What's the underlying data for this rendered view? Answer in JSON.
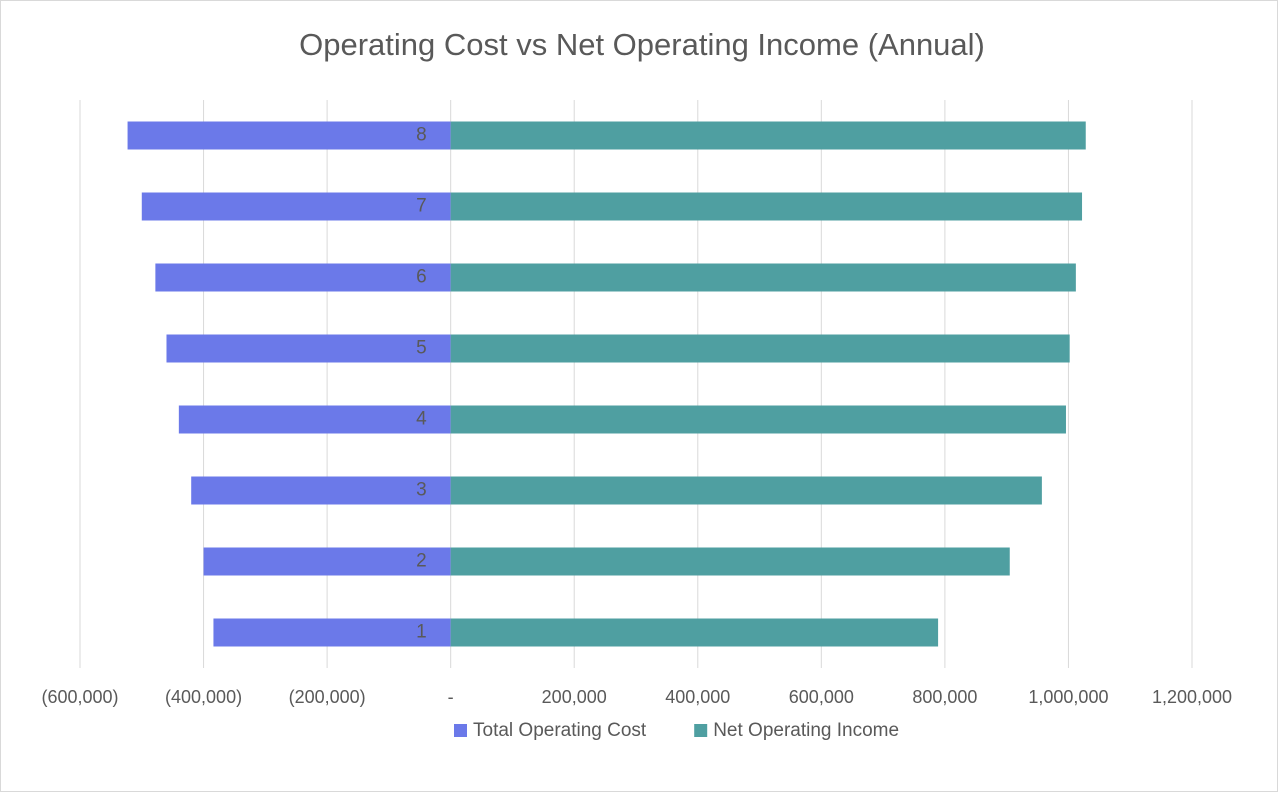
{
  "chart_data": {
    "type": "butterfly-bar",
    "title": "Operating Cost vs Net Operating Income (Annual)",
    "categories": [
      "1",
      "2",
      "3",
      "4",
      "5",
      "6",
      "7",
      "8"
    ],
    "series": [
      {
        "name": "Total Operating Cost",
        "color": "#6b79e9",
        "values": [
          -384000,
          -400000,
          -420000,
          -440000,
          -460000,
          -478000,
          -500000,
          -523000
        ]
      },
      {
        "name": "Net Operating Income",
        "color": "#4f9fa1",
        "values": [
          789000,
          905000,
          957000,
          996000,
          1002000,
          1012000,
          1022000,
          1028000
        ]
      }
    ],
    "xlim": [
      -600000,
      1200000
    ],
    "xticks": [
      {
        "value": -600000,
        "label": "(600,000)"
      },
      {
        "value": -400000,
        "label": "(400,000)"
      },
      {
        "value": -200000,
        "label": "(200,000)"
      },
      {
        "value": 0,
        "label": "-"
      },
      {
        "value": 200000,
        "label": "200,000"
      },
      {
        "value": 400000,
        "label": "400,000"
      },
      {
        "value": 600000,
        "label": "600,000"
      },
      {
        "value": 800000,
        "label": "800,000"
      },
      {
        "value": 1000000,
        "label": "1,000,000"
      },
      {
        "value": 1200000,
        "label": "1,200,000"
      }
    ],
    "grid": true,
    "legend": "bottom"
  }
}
┄┄┄┄┄┄
• [The request]:
Scan the data for the word "Cost" and copy every line where it shows up.

• [Correct answer]:
    "title": "Operating Cost vs Net Operating Income (Annual)",
        "name": "Total Operating Cost",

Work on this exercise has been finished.